# Objective
Restate the listing that follows word for word, without its pictures.

# Dataset

───

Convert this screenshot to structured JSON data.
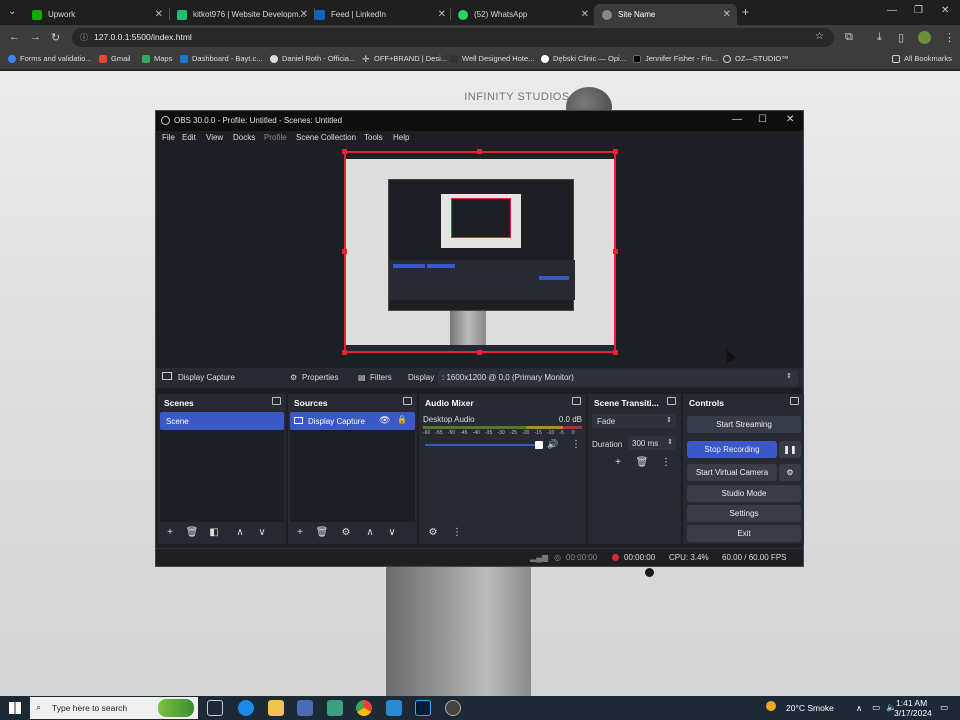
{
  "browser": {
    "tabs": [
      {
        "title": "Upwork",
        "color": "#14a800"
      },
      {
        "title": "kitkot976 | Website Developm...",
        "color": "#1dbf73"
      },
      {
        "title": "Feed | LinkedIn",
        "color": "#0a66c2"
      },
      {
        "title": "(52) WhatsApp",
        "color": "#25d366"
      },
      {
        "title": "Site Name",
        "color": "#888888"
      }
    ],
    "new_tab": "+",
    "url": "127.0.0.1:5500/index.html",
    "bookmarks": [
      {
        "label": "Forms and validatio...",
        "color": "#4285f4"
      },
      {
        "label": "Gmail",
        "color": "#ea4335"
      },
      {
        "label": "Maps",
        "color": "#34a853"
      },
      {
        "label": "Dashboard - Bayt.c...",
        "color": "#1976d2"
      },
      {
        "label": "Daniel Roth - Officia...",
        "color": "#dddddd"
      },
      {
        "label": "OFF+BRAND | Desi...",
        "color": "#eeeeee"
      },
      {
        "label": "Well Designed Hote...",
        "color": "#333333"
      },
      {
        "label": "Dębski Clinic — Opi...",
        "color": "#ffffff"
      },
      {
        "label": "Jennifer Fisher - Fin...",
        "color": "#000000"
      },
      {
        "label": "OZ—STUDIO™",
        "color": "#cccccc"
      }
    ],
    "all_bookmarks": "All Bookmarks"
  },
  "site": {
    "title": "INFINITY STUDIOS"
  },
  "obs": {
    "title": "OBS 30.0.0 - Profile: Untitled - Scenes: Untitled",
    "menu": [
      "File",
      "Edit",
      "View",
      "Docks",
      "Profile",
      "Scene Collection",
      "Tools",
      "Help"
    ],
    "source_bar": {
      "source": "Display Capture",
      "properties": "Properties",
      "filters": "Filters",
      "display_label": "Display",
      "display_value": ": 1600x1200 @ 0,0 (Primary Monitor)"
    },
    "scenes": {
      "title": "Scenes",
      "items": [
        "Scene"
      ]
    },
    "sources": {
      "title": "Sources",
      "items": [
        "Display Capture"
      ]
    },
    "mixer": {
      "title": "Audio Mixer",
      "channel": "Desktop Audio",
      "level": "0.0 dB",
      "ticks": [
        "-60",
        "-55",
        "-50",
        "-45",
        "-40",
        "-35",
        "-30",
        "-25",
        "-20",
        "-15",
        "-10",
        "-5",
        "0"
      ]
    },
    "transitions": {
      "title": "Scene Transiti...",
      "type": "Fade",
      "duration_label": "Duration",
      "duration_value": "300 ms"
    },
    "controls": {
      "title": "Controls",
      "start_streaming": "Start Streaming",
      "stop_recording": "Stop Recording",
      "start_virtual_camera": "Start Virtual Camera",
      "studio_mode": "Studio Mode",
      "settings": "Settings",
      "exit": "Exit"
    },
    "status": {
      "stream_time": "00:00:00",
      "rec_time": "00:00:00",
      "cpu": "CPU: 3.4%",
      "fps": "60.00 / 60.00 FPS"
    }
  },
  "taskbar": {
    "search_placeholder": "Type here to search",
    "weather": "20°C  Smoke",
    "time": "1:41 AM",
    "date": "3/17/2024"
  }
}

───

# Answer
Convert this screenshot to structured JSON data.
{
  "browser": {
    "tabs": [
      {
        "title": "Upwork",
        "color": "#14a800"
      },
      {
        "title": "kitkot976 | Website Developm...",
        "color": "#1dbf73"
      },
      {
        "title": "Feed | LinkedIn",
        "color": "#0a66c2"
      },
      {
        "title": "(52) WhatsApp",
        "color": "#25d366"
      },
      {
        "title": "Site Name",
        "color": "#888888"
      }
    ],
    "new_tab": "+",
    "url": "127.0.0.1:5500/index.html",
    "bookmarks": [
      {
        "label": "Forms and validatio...",
        "color": "#4285f4"
      },
      {
        "label": "Gmail",
        "color": "#ea4335"
      },
      {
        "label": "Maps",
        "color": "#34a853"
      },
      {
        "label": "Dashboard - Bayt.c...",
        "color": "#1976d2"
      },
      {
        "label": "Daniel Roth - Officia...",
        "color": "#dddddd"
      },
      {
        "label": "OFF+BRAND | Desi...",
        "color": "#eeeeee"
      },
      {
        "label": "Well Designed Hote...",
        "color": "#333333"
      },
      {
        "label": "Dębski Clinic — Opi...",
        "color": "#ffffff"
      },
      {
        "label": "Jennifer Fisher - Fin...",
        "color": "#000000"
      },
      {
        "label": "OZ—STUDIO™",
        "color": "#cccccc"
      }
    ],
    "all_bookmarks": "All Bookmarks"
  },
  "site": {
    "title": "INFINITY STUDIOS"
  },
  "obs": {
    "title": "OBS 30.0.0 - Profile: Untitled - Scenes: Untitled",
    "menu": [
      "File",
      "Edit",
      "View",
      "Docks",
      "Profile",
      "Scene Collection",
      "Tools",
      "Help"
    ],
    "source_bar": {
      "source": "Display Capture",
      "properties": "Properties",
      "filters": "Filters",
      "display_label": "Display",
      "display_value": ": 1600x1200 @ 0,0 (Primary Monitor)"
    },
    "scenes": {
      "title": "Scenes",
      "items": [
        "Scene"
      ]
    },
    "sources": {
      "title": "Sources",
      "items": [
        "Display Capture"
      ]
    },
    "mixer": {
      "title": "Audio Mixer",
      "channel": "Desktop Audio",
      "level": "0.0 dB",
      "ticks": [
        "-60",
        "-55",
        "-50",
        "-45",
        "-40",
        "-35",
        "-30",
        "-25",
        "-20",
        "-15",
        "-10",
        "-5",
        "0"
      ]
    },
    "transitions": {
      "title": "Scene Transiti...",
      "type": "Fade",
      "duration_label": "Duration",
      "duration_value": "300 ms"
    },
    "controls": {
      "title": "Controls",
      "start_streaming": "Start Streaming",
      "stop_recording": "Stop Recording",
      "start_virtual_camera": "Start Virtual Camera",
      "studio_mode": "Studio Mode",
      "settings": "Settings",
      "exit": "Exit"
    },
    "status": {
      "stream_time": "00:00:00",
      "rec_time": "00:00:00",
      "cpu": "CPU: 3.4%",
      "fps": "60.00 / 60.00 FPS"
    }
  },
  "taskbar": {
    "search_placeholder": "Type here to search",
    "weather": "20°C  Smoke",
    "time": "1:41 AM",
    "date": "3/17/2024"
  }
}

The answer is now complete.